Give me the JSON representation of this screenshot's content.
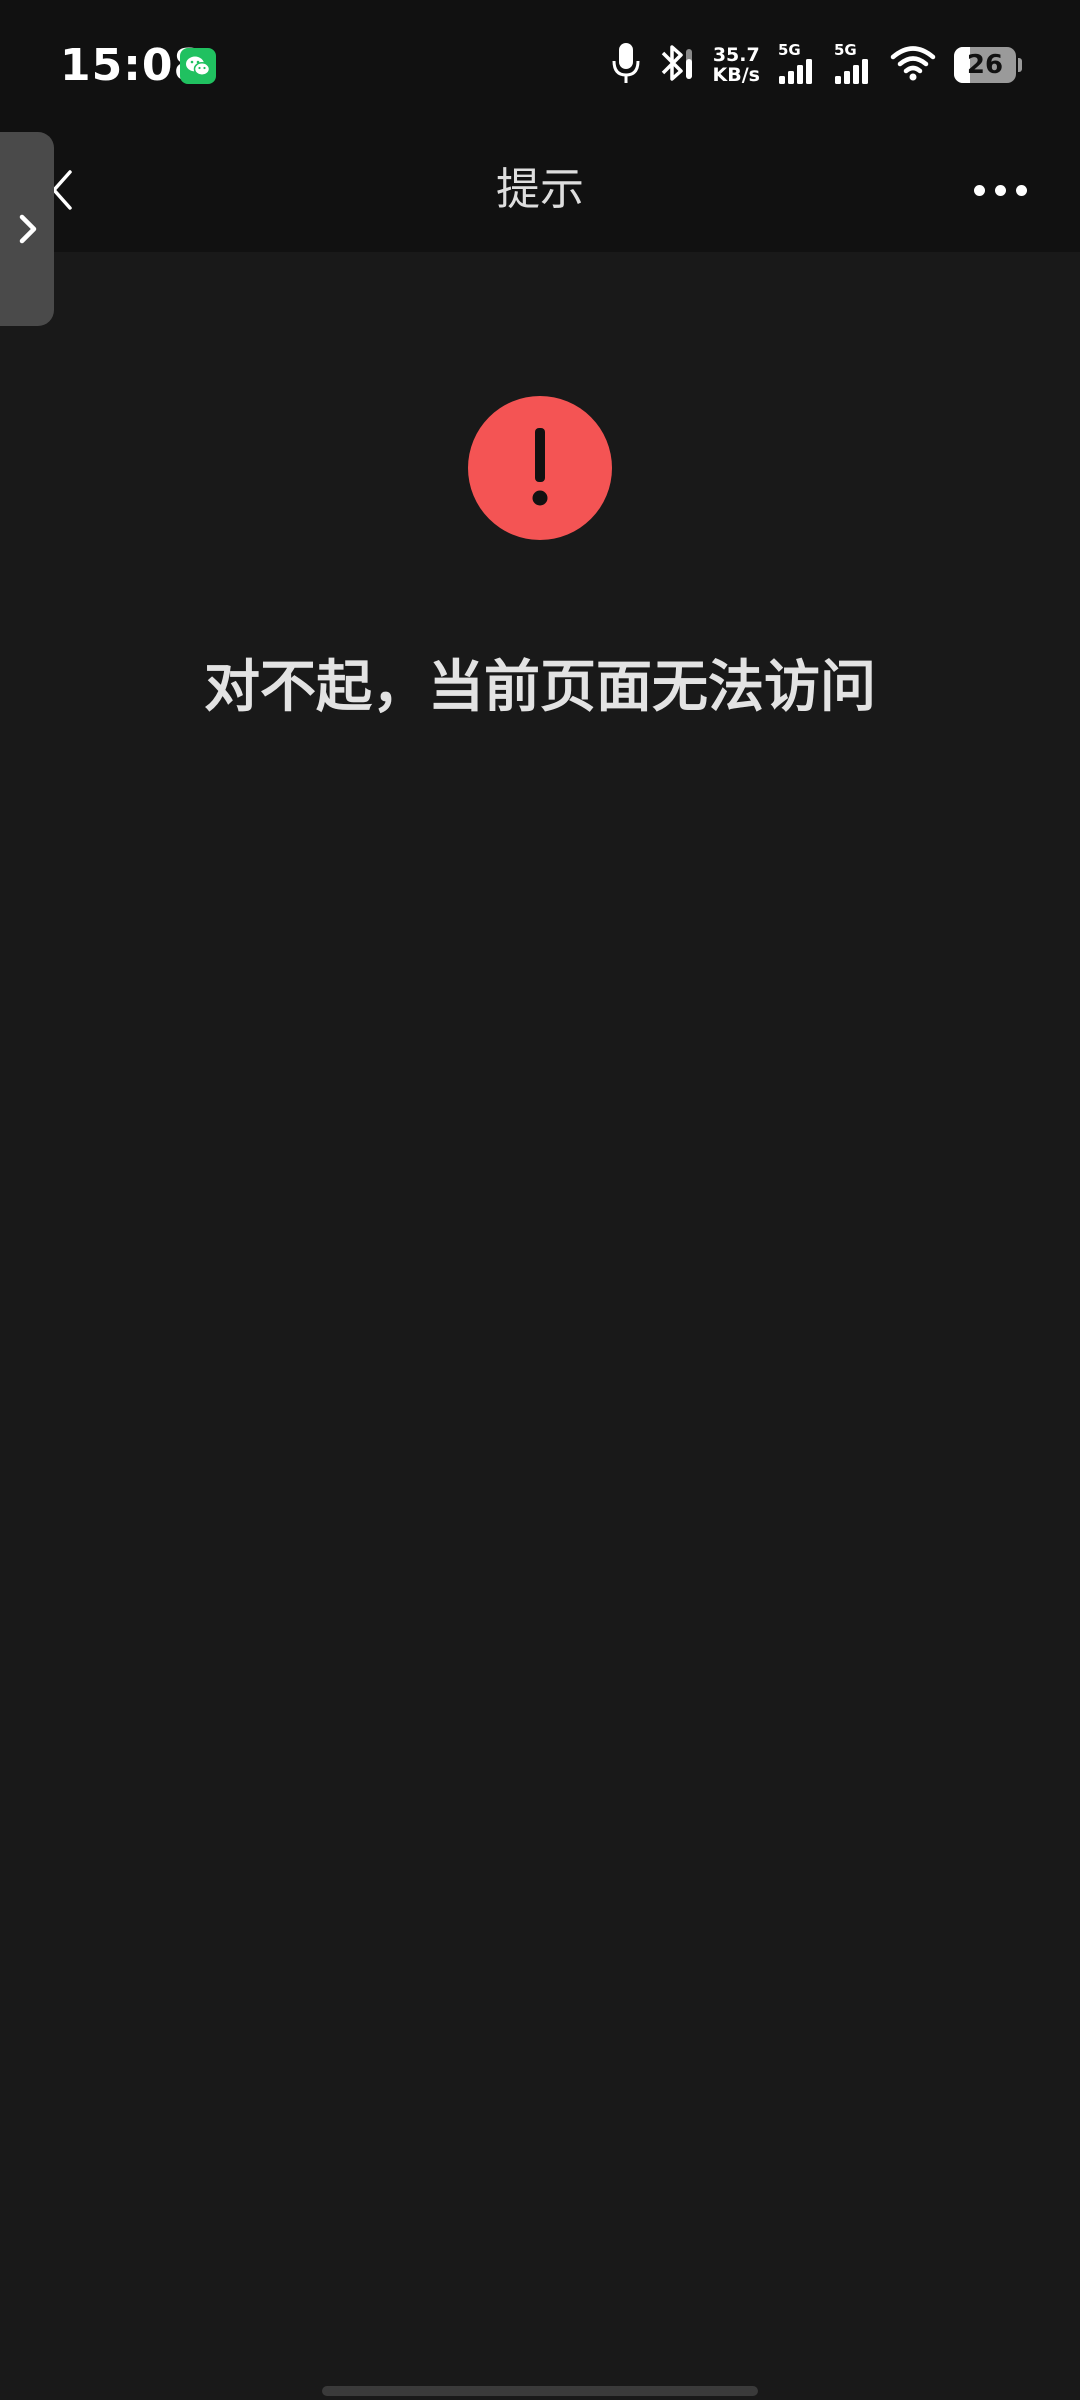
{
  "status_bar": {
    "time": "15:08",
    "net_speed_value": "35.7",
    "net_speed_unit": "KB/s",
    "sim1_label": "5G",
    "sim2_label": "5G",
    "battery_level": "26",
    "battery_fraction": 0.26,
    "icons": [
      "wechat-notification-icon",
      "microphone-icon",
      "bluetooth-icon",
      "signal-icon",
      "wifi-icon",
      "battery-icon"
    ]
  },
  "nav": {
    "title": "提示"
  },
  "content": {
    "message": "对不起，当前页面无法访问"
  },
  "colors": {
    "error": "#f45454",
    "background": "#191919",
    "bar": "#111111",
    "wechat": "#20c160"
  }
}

_ _ _ _ _ _ _

• **Written task**:
Out of the material above, gather each line where "content" appears.

• **Final result**:
Give me the JSON representation of this screenshot's content.
  "content": {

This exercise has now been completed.